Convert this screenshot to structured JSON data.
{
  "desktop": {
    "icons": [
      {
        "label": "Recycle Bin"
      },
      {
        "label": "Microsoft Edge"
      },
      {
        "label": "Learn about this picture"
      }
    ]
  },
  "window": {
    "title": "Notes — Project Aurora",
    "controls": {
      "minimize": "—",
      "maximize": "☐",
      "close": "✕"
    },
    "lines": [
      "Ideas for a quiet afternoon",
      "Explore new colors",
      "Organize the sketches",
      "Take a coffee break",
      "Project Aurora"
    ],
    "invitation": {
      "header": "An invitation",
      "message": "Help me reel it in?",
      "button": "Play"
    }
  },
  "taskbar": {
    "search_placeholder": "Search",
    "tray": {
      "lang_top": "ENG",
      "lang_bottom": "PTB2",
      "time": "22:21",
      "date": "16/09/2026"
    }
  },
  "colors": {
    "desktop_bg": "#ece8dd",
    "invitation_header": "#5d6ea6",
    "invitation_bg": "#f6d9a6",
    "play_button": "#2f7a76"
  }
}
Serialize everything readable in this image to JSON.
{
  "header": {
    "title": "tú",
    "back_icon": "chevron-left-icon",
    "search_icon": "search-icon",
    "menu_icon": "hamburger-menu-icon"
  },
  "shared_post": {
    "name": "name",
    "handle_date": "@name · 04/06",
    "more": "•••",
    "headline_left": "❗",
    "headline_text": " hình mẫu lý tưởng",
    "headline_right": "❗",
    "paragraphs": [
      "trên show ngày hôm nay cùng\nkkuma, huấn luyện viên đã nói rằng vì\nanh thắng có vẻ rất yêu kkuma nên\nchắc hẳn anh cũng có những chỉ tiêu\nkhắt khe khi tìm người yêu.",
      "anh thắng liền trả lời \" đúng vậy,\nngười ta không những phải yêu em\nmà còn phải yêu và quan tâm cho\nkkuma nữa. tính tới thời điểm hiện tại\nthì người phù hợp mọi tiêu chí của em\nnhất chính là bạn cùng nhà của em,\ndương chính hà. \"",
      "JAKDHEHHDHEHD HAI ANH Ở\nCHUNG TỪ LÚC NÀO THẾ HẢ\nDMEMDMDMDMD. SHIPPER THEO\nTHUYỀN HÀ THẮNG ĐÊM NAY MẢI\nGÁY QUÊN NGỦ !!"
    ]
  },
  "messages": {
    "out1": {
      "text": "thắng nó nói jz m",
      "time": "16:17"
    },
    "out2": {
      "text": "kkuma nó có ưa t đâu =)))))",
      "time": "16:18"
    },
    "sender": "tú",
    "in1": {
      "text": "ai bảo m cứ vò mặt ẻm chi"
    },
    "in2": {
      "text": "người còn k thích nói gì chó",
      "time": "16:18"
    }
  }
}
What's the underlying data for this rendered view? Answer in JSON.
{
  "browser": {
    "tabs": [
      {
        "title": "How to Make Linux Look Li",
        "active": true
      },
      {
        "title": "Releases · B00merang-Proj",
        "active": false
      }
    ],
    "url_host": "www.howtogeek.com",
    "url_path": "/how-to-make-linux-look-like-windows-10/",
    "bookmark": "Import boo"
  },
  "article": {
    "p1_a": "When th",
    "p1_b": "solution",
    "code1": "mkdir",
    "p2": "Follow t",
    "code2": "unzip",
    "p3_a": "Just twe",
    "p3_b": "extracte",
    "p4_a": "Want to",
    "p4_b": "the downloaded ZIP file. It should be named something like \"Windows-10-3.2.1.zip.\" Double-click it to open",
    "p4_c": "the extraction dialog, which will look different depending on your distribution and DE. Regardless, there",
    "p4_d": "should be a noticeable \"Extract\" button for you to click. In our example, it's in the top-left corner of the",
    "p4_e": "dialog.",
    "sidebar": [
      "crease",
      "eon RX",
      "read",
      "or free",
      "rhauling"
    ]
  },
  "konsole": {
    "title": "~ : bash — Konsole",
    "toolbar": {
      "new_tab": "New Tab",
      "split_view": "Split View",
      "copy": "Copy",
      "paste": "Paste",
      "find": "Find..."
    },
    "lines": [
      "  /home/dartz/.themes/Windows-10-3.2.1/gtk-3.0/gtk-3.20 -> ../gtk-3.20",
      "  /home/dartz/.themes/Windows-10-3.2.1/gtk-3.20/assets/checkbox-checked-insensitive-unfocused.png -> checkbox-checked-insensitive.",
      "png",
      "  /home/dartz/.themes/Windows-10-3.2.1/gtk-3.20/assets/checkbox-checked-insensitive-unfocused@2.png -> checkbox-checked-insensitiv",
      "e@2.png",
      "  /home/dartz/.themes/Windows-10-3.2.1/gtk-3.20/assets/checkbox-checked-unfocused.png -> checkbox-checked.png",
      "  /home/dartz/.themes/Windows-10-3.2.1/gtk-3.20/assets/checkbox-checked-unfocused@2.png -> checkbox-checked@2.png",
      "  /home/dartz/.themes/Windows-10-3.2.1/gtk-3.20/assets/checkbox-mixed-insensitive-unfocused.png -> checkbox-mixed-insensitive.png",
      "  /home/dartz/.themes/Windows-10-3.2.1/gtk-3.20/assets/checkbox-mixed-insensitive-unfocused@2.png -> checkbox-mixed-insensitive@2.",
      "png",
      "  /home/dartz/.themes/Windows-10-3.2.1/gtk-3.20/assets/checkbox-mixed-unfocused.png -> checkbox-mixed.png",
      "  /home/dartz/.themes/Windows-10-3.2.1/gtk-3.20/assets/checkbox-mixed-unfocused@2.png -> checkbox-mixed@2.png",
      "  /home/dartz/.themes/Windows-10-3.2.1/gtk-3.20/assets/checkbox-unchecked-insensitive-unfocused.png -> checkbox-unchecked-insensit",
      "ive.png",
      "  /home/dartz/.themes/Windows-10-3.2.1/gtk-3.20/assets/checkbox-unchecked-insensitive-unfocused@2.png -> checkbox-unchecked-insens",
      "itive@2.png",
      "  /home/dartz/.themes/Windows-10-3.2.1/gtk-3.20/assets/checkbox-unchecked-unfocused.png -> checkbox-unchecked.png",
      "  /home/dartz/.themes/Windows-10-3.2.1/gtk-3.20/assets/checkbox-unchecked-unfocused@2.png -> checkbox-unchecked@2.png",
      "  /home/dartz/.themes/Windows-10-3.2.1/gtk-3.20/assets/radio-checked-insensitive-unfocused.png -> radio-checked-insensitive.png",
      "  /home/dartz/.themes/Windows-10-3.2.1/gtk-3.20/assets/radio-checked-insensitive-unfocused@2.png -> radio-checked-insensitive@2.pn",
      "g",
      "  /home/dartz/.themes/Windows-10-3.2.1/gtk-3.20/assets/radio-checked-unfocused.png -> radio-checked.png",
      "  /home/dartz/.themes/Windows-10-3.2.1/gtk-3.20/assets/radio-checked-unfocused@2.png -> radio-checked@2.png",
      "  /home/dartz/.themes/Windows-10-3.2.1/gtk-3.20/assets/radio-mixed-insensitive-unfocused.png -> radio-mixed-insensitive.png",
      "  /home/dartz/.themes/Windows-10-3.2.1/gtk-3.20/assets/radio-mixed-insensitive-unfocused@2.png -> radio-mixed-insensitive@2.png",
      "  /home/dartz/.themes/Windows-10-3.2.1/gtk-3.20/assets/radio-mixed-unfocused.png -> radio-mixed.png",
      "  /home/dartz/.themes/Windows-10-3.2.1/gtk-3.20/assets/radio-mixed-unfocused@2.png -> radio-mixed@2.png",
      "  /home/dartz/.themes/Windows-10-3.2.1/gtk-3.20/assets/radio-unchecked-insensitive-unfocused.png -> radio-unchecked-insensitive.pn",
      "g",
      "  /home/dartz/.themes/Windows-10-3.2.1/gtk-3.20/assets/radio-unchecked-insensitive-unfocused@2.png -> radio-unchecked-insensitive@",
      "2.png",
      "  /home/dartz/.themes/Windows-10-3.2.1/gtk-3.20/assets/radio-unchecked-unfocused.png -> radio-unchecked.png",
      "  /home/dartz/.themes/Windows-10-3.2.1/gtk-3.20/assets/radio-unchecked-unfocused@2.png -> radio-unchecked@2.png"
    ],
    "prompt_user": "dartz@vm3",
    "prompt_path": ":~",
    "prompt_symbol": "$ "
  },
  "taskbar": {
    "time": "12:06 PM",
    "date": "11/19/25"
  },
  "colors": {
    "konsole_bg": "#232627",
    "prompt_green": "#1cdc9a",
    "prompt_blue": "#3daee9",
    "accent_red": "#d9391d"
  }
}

* _Exercise instructions_
Copy every line that includes the string "title" from the material above.

* _Response for this exercise_
    "title": "Notes — Project Aurora",
    "title": "tú",
        "title": "How to Make Linux Look Li",
        "title": "Releases · B00merang-Proj",
    "title": "~ : bash — Konsole",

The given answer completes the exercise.